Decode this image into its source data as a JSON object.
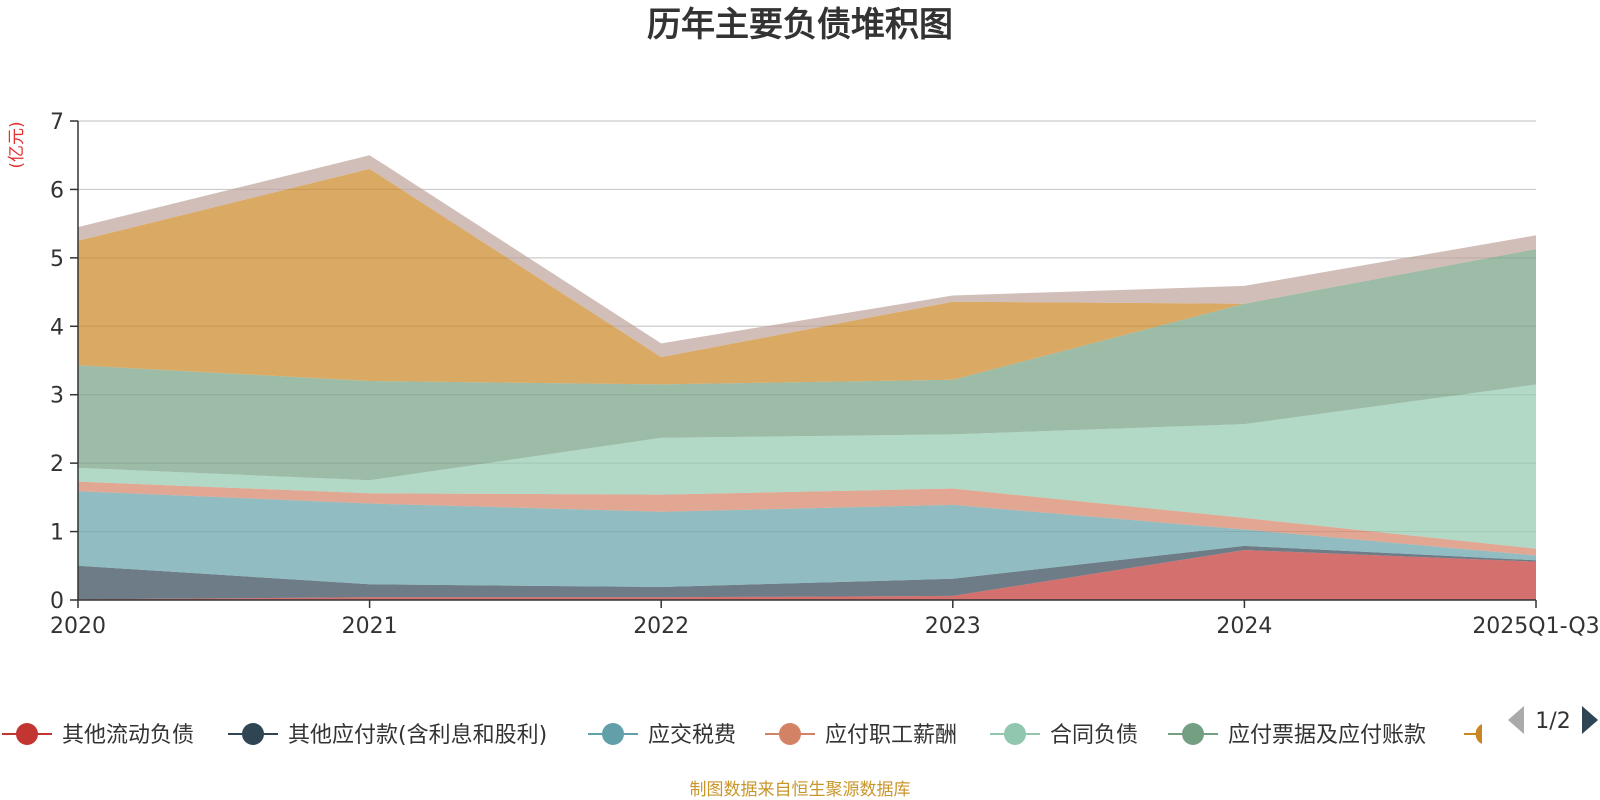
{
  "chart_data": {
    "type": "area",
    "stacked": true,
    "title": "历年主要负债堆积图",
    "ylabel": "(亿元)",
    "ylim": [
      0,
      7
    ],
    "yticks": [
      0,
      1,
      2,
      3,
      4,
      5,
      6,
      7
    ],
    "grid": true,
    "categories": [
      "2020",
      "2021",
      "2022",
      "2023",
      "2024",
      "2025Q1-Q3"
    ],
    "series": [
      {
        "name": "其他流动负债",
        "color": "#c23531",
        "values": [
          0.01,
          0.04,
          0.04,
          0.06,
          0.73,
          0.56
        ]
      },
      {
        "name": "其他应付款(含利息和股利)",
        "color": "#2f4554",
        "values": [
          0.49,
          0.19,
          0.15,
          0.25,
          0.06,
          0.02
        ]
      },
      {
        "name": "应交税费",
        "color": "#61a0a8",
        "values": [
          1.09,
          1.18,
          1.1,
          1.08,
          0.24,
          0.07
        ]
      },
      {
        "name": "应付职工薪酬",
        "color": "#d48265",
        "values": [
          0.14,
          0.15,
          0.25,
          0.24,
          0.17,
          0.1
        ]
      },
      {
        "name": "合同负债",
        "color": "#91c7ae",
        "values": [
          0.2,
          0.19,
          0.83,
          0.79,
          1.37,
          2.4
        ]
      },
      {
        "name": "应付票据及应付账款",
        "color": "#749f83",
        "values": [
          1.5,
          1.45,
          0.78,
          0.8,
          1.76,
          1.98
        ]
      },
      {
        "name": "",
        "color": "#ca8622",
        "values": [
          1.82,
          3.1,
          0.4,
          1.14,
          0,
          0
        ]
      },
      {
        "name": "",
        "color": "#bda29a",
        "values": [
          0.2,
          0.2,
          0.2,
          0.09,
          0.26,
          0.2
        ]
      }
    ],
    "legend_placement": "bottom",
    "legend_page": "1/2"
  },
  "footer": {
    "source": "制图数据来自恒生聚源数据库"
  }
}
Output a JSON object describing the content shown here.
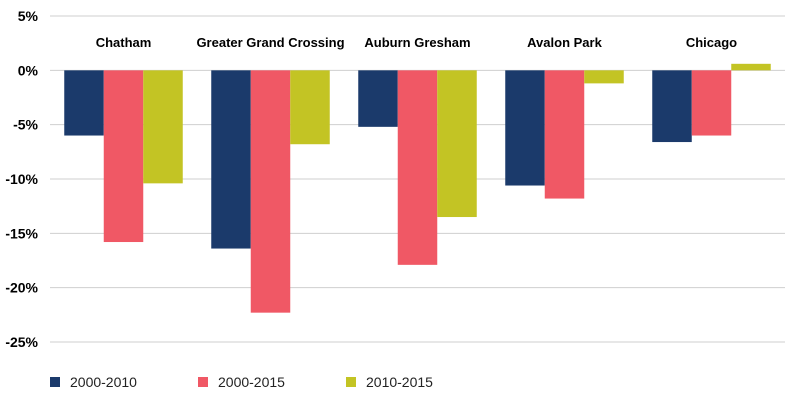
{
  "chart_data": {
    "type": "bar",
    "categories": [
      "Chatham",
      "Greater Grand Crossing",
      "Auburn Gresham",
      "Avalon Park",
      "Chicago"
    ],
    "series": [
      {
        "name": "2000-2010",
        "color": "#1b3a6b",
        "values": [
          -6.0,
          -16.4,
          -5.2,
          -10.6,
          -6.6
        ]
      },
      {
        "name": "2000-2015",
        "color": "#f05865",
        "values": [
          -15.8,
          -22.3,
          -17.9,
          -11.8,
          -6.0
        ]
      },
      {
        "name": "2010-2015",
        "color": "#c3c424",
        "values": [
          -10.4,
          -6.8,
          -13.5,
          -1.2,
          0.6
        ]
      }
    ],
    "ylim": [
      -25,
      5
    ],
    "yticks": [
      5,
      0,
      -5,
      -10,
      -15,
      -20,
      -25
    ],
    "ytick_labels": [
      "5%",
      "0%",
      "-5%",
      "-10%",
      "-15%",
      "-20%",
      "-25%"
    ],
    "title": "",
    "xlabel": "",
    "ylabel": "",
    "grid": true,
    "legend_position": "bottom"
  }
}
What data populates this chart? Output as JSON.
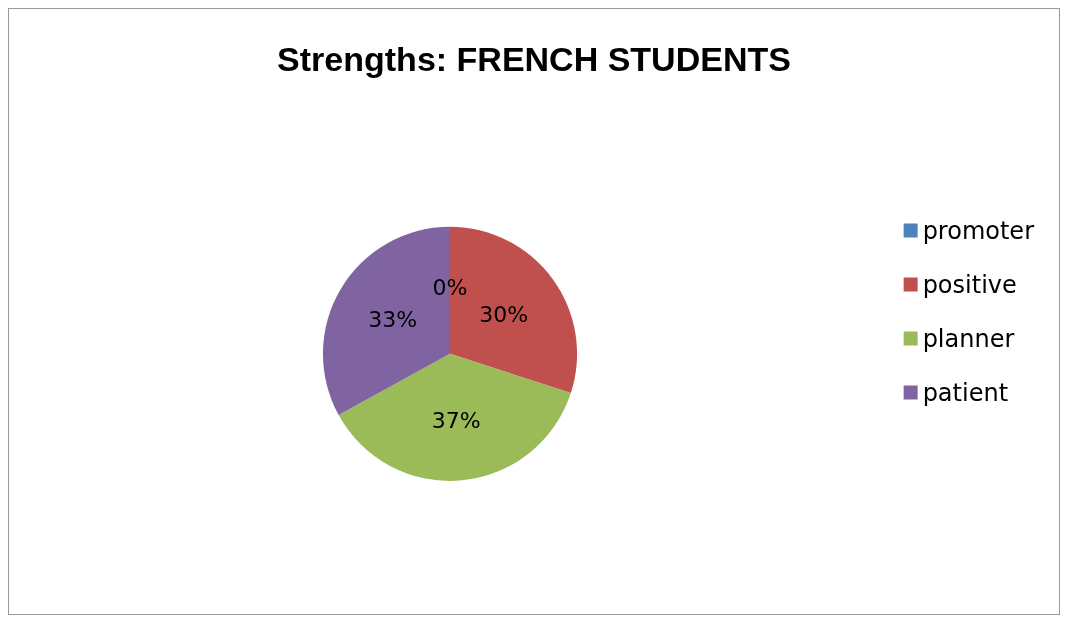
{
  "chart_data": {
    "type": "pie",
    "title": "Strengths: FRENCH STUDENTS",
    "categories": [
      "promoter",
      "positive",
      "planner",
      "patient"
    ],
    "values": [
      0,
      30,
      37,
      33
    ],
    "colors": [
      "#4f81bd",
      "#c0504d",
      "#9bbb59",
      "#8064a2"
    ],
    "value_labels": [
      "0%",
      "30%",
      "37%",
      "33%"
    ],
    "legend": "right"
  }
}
------------------------------------
■ INSTRUCTIONS FOR THE TASK
Copy the data character for character, but drop all pictures from the copy.

■ WORKED SOLUTION
Decode this image into its source data as a JSON object.
{
  "chart_data": {
    "type": "area",
    "stacked": true,
    "title": "历年主要负债堆积图",
    "ylabel": "(亿元)",
    "ylim": [
      0,
      7
    ],
    "yticks": [
      0,
      1,
      2,
      3,
      4,
      5,
      6,
      7
    ],
    "grid": true,
    "categories": [
      "2020",
      "2021",
      "2022",
      "2023",
      "2024",
      "2025Q1-Q3"
    ],
    "series": [
      {
        "name": "其他流动负债",
        "color": "#c23531",
        "values": [
          0.01,
          0.04,
          0.04,
          0.06,
          0.73,
          0.56
        ]
      },
      {
        "name": "其他应付款(含利息和股利)",
        "color": "#2f4554",
        "values": [
          0.49,
          0.19,
          0.15,
          0.25,
          0.06,
          0.02
        ]
      },
      {
        "name": "应交税费",
        "color": "#61a0a8",
        "values": [
          1.09,
          1.18,
          1.1,
          1.08,
          0.24,
          0.07
        ]
      },
      {
        "name": "应付职工薪酬",
        "color": "#d48265",
        "values": [
          0.14,
          0.15,
          0.25,
          0.24,
          0.17,
          0.1
        ]
      },
      {
        "name": "合同负债",
        "color": "#91c7ae",
        "values": [
          0.2,
          0.19,
          0.83,
          0.79,
          1.37,
          2.4
        ]
      },
      {
        "name": "应付票据及应付账款",
        "color": "#749f83",
        "values": [
          1.5,
          1.45,
          0.78,
          0.8,
          1.76,
          1.98
        ]
      },
      {
        "name": "",
        "color": "#ca8622",
        "values": [
          1.82,
          3.1,
          0.4,
          1.14,
          0,
          0
        ]
      },
      {
        "name": "",
        "color": "#bda29a",
        "values": [
          0.2,
          0.2,
          0.2,
          0.09,
          0.26,
          0.2
        ]
      }
    ],
    "legend_placement": "bottom",
    "legend_page": "1/2"
  },
  "footer": {
    "source": "制图数据来自恒生聚源数据库"
  }
}
Output a JSON object describing the content shown here.
{
  "chart_data": {
    "type": "bar",
    "categories": [
      "Chatham",
      "Greater Grand Crossing",
      "Auburn Gresham",
      "Avalon Park",
      "Chicago"
    ],
    "series": [
      {
        "name": "2000-2010",
        "color": "#1b3a6b",
        "values": [
          -6.0,
          -16.4,
          -5.2,
          -10.6,
          -6.6
        ]
      },
      {
        "name": "2000-2015",
        "color": "#f05865",
        "values": [
          -15.8,
          -22.3,
          -17.9,
          -11.8,
          -6.0
        ]
      },
      {
        "name": "2010-2015",
        "color": "#c3c424",
        "values": [
          -10.4,
          -6.8,
          -13.5,
          -1.2,
          0.6
        ]
      }
    ],
    "ylim": [
      -25,
      5
    ],
    "yticks": [
      5,
      0,
      -5,
      -10,
      -15,
      -20,
      -25
    ],
    "ytick_labels": [
      "5%",
      "0%",
      "-5%",
      "-10%",
      "-15%",
      "-20%",
      "-25%"
    ],
    "title": "",
    "xlabel": "",
    "ylabel": "",
    "grid": true,
    "legend_position": "bottom"
  }
}
What data populates this chart? Output as JSON.
{
  "chart_data": {
    "type": "pie",
    "title": "Strengths: FRENCH STUDENTS",
    "categories": [
      "promoter",
      "positive",
      "planner",
      "patient"
    ],
    "values": [
      0,
      30,
      37,
      33
    ],
    "colors": [
      "#4f81bd",
      "#c0504d",
      "#9bbb59",
      "#8064a2"
    ],
    "value_labels": [
      "0%",
      "30%",
      "37%",
      "33%"
    ],
    "legend": "right"
  }
}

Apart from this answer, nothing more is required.